- [STATED EXERCISE]
Filter these entries, keeping only lines that hold the word "this".

===

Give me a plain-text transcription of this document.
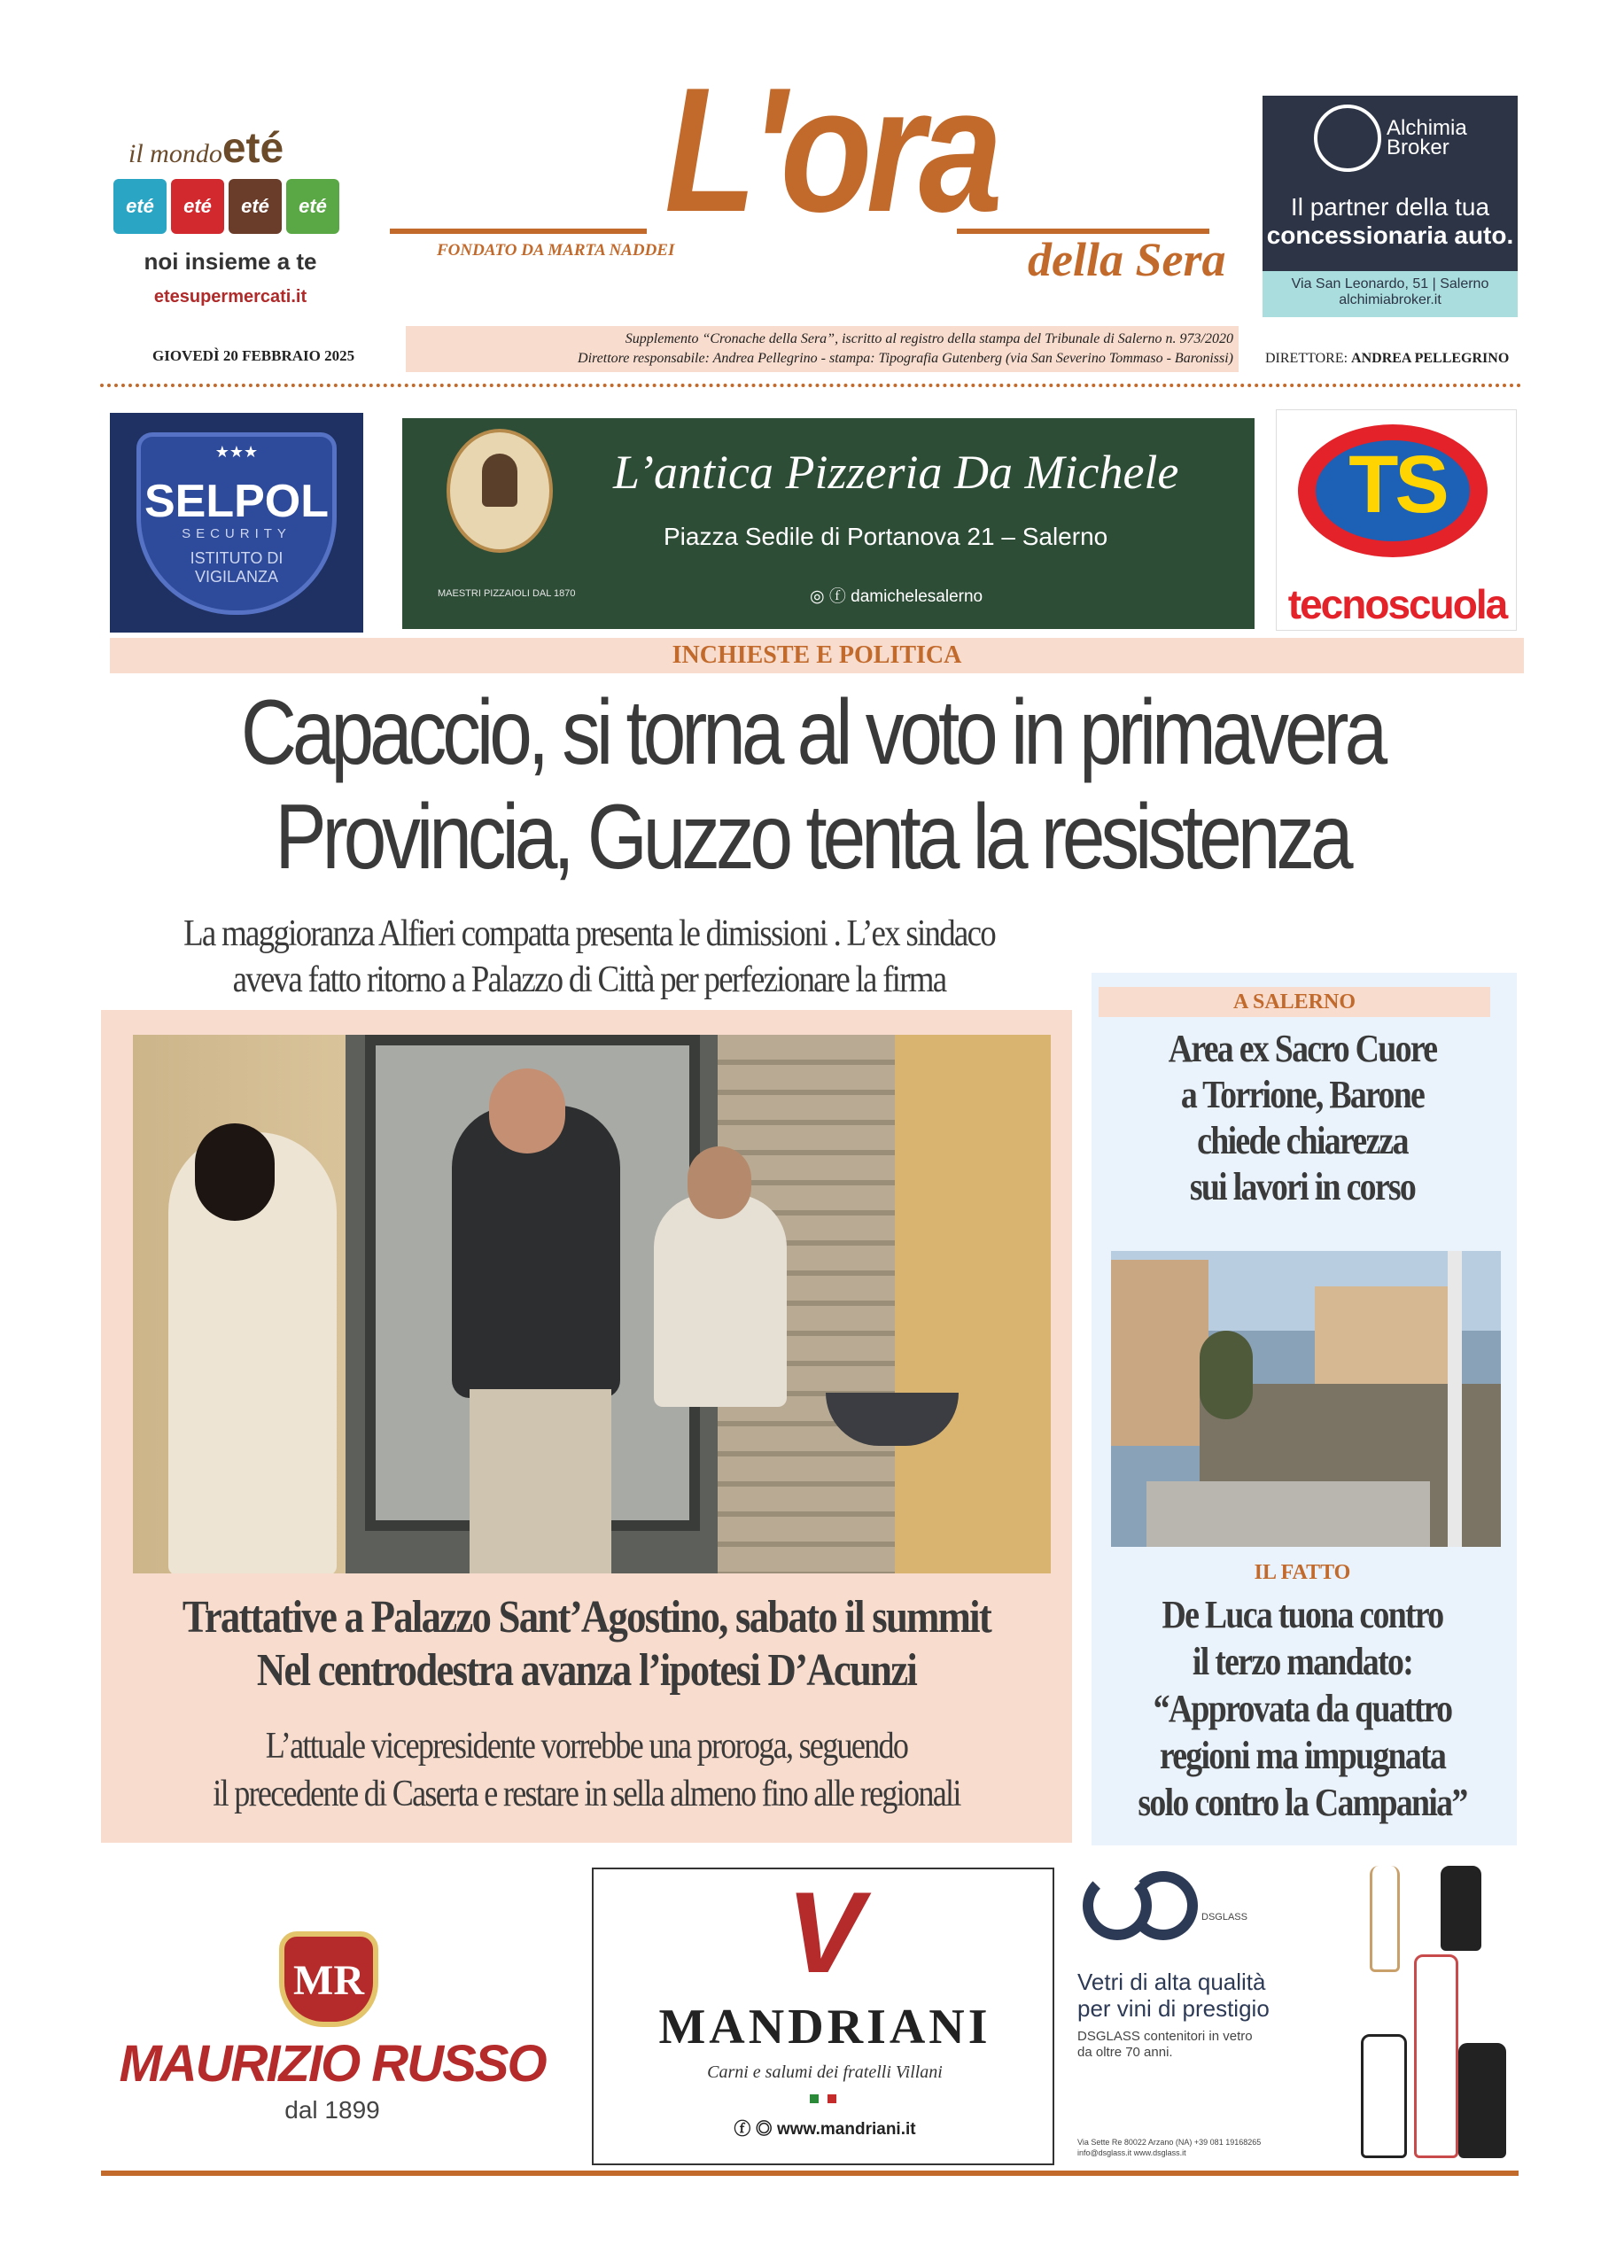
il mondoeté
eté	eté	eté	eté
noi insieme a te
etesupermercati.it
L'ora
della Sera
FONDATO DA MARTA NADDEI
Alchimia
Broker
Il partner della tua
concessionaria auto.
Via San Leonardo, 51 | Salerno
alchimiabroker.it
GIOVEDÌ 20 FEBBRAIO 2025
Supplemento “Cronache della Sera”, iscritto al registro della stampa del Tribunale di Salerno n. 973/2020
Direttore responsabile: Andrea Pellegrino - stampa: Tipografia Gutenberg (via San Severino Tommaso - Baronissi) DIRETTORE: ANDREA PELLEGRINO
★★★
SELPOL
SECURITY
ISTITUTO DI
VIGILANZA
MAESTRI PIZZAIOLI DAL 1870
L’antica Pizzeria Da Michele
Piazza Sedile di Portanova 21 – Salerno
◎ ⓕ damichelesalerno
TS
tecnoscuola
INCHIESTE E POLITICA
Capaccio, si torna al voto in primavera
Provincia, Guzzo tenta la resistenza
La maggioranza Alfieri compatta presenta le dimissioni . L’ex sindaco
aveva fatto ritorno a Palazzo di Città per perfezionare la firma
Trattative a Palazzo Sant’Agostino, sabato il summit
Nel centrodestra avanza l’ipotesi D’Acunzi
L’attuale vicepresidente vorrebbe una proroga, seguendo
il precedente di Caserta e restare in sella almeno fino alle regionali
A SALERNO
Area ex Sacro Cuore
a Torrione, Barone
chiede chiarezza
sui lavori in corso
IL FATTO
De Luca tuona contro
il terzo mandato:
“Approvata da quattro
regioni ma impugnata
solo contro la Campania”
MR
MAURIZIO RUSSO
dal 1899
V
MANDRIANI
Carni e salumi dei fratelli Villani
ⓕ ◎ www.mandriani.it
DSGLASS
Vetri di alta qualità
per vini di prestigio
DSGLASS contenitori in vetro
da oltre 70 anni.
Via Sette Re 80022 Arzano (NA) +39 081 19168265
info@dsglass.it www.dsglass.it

===

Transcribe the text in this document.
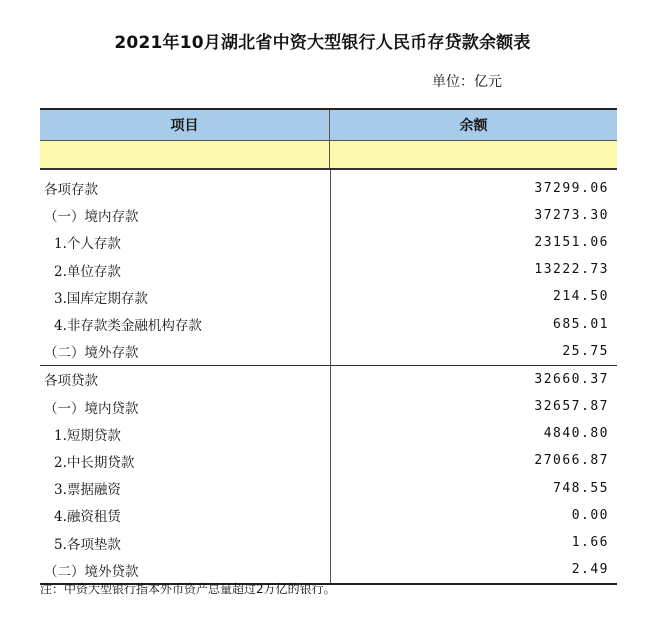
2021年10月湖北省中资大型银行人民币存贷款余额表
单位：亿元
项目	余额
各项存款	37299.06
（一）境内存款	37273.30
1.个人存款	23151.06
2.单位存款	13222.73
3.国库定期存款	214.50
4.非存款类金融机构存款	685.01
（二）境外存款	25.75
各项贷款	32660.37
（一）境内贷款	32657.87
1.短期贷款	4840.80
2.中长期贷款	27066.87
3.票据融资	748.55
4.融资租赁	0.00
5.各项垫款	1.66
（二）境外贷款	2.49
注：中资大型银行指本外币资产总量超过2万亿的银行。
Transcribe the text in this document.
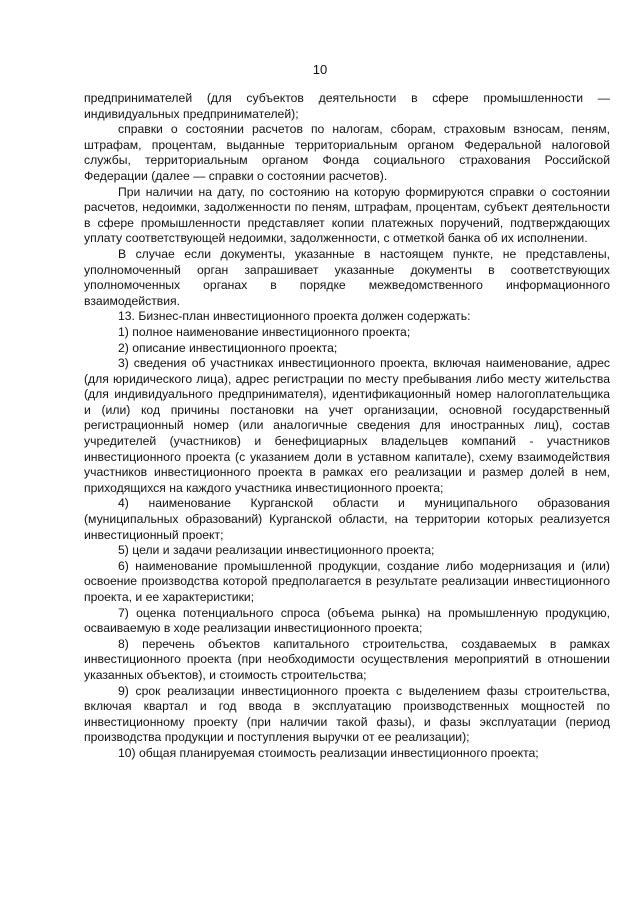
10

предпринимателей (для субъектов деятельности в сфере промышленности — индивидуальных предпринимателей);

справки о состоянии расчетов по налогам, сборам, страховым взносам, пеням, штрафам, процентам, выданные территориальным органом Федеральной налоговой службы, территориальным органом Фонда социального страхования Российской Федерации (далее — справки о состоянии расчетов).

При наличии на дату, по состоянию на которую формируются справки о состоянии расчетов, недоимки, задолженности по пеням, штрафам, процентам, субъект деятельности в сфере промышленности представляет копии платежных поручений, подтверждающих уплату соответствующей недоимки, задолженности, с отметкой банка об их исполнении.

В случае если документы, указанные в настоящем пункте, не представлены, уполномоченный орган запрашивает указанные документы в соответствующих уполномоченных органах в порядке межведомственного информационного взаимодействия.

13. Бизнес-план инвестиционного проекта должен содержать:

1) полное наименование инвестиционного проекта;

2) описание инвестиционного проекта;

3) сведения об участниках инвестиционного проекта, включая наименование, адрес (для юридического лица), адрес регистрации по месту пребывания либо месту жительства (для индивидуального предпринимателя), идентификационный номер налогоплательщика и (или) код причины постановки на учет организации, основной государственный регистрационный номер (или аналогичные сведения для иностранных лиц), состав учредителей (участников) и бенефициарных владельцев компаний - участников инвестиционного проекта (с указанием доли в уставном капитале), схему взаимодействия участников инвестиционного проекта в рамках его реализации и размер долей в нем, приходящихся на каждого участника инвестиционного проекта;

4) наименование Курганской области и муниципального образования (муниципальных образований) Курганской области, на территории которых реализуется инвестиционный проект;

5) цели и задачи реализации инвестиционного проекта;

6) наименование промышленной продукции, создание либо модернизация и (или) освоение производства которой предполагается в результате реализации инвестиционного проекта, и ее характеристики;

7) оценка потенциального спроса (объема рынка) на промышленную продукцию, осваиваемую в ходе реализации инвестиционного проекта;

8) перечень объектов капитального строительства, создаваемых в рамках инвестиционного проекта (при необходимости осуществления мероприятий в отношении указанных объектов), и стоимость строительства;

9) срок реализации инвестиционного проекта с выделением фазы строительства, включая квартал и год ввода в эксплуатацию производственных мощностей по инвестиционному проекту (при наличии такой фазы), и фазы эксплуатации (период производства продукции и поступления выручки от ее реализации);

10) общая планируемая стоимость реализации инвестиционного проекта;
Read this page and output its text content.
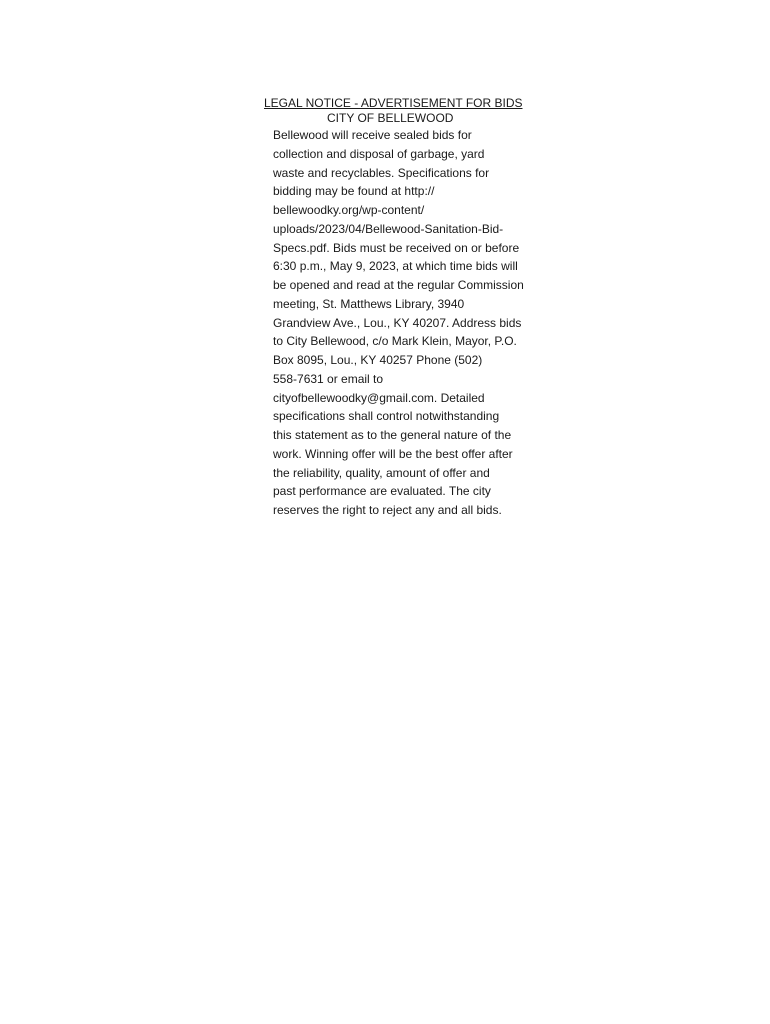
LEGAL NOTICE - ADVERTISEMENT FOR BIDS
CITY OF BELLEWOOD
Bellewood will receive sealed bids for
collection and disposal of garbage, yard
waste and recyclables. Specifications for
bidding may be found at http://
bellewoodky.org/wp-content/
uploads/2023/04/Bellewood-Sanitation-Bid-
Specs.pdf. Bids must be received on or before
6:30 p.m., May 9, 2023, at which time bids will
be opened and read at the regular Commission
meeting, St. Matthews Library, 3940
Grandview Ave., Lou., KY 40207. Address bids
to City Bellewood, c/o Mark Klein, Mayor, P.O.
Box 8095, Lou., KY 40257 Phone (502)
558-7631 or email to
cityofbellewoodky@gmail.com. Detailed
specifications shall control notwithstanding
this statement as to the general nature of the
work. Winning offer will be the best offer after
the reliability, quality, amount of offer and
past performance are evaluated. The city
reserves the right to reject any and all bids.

===

- [COMPLETE RESPONSE]
Give me a plain-text transcription of this document.
Transcribe the text in this document.
Transcribe the text in this document.
Read this page and output its text content.
this statement as to the general nature of the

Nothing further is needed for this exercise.